Excerpts from a figure dataset
>>

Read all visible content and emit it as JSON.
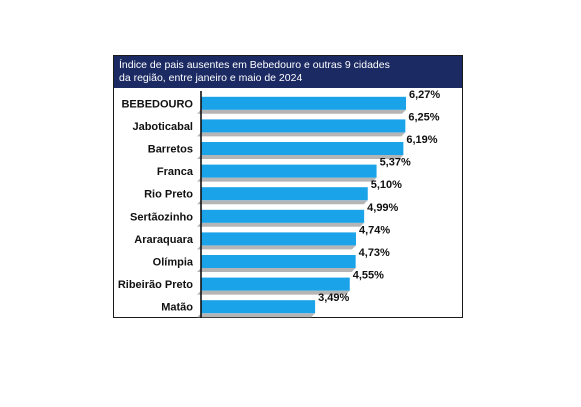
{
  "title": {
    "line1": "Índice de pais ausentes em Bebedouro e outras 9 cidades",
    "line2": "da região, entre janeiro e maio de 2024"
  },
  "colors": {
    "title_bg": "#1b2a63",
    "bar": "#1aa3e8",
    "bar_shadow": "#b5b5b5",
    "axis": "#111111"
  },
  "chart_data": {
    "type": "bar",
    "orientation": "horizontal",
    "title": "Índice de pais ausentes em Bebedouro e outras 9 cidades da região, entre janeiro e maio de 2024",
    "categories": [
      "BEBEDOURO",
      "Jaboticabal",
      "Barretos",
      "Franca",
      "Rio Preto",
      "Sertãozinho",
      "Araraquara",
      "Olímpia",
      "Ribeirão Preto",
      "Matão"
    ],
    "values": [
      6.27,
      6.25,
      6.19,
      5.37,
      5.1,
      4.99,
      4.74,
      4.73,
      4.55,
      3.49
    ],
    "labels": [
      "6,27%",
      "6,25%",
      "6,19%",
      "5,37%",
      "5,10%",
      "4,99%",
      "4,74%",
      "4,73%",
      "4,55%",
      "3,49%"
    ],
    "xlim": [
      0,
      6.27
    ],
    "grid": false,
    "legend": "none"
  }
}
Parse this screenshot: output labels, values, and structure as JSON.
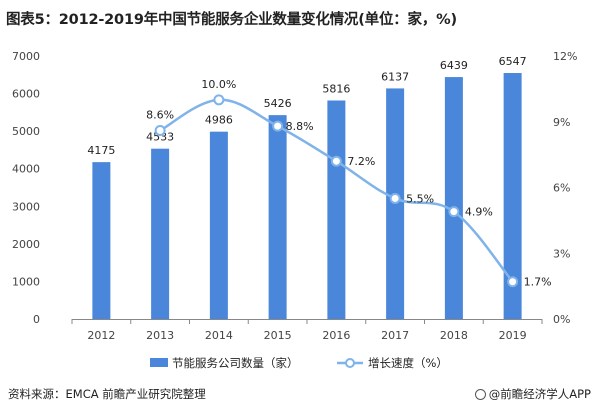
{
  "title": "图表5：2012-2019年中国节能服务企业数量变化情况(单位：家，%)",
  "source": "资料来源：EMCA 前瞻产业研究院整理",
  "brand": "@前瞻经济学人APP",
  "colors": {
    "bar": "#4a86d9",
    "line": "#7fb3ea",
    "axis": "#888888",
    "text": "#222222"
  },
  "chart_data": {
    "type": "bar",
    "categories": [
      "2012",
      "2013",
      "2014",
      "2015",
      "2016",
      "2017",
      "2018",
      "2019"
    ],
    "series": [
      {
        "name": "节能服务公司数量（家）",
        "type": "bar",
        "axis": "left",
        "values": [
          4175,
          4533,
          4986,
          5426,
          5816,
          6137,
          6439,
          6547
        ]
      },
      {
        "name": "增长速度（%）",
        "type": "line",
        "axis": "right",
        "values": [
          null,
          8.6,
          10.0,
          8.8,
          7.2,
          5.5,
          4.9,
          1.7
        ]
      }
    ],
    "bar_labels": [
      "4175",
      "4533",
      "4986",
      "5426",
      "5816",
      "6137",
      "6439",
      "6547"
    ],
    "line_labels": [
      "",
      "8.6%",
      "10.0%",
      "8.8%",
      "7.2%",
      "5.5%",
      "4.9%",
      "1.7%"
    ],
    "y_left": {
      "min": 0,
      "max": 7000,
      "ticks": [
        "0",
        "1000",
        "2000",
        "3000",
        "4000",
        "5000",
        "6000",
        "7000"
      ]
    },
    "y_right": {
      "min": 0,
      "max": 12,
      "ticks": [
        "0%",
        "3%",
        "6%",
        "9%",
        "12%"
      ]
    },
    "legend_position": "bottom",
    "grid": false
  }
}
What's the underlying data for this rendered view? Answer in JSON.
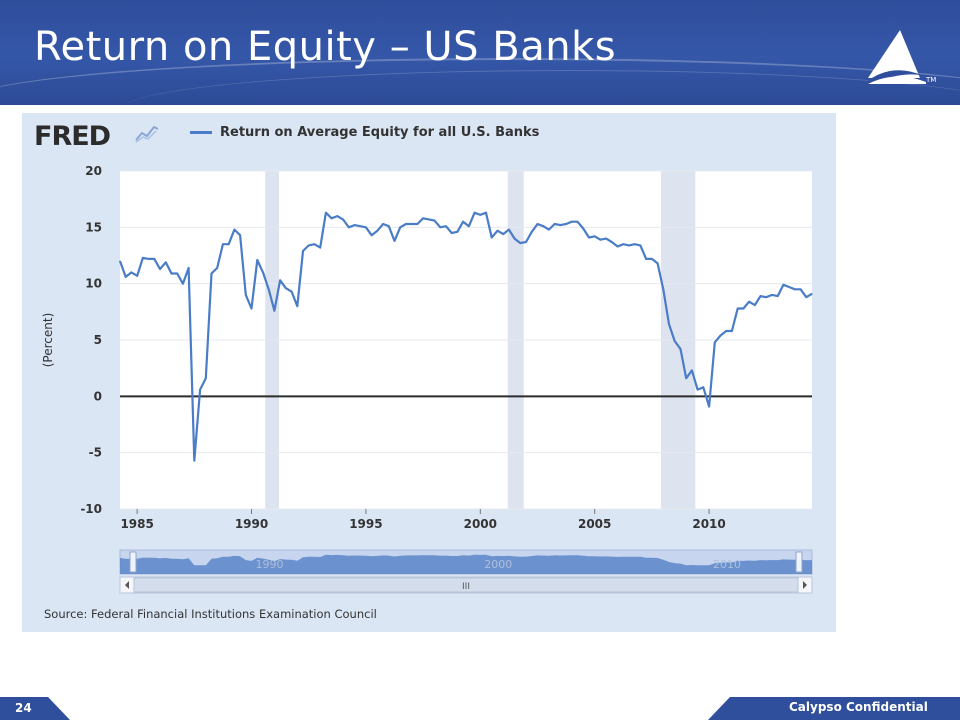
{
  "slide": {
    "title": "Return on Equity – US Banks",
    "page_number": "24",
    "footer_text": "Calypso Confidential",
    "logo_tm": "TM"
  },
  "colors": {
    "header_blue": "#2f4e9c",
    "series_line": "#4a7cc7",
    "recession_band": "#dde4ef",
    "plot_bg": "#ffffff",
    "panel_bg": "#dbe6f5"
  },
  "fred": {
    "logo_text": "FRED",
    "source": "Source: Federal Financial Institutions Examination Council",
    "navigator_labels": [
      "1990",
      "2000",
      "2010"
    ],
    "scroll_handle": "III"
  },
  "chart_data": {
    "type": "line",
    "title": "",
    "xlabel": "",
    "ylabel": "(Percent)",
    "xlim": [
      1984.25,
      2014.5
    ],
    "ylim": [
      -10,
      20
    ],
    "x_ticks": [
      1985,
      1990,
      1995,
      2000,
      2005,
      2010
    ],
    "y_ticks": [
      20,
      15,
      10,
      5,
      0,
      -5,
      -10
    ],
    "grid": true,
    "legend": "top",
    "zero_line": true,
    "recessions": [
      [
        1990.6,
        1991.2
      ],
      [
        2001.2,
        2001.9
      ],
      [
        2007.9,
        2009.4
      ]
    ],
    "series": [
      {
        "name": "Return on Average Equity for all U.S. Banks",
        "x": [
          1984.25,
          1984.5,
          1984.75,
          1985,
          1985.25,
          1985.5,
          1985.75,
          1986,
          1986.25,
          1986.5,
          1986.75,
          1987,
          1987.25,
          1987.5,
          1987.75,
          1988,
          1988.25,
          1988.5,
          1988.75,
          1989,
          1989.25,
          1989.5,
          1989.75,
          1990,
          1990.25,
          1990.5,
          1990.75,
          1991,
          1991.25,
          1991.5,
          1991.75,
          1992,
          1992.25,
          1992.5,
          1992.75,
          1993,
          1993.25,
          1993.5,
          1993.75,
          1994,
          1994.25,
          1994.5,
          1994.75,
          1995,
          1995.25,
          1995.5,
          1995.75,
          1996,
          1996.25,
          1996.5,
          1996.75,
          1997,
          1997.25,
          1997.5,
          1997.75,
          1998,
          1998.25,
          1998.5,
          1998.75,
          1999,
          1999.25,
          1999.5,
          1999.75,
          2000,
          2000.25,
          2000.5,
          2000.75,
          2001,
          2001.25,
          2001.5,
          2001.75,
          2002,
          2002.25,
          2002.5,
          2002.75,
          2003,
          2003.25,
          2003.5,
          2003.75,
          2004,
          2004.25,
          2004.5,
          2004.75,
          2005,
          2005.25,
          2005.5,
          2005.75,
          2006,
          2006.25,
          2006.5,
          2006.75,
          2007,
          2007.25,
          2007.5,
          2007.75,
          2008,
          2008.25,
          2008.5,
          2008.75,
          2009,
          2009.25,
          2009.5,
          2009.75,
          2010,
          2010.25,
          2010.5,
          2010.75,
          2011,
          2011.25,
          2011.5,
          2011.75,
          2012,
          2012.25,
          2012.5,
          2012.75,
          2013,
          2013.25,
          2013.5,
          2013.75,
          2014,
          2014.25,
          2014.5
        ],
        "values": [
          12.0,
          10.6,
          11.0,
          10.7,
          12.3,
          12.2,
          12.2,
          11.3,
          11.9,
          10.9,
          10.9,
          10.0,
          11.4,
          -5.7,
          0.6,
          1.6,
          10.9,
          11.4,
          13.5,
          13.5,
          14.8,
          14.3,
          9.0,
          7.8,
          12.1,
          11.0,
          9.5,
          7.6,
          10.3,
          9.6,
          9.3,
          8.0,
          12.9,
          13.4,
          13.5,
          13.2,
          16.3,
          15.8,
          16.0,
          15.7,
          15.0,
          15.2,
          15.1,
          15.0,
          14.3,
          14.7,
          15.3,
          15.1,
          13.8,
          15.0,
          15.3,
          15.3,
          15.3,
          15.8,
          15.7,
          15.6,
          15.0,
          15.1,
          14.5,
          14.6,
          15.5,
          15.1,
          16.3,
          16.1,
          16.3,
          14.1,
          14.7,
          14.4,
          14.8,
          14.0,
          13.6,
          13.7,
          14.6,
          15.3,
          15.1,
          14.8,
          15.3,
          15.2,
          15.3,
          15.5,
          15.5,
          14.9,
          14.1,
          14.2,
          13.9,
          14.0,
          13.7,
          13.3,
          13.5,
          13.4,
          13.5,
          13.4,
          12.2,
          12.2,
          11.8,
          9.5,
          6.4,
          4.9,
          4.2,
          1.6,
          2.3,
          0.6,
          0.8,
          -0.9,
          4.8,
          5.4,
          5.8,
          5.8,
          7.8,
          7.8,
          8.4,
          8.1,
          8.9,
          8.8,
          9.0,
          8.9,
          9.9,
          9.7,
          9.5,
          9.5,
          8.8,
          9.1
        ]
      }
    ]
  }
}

<<

Copy all the lines above that hold the string "Equity".

_Solved problem:_
    "title": "Return on Equity – US Banks",
        "name": "Return on Average Equity for all U.S. Banks",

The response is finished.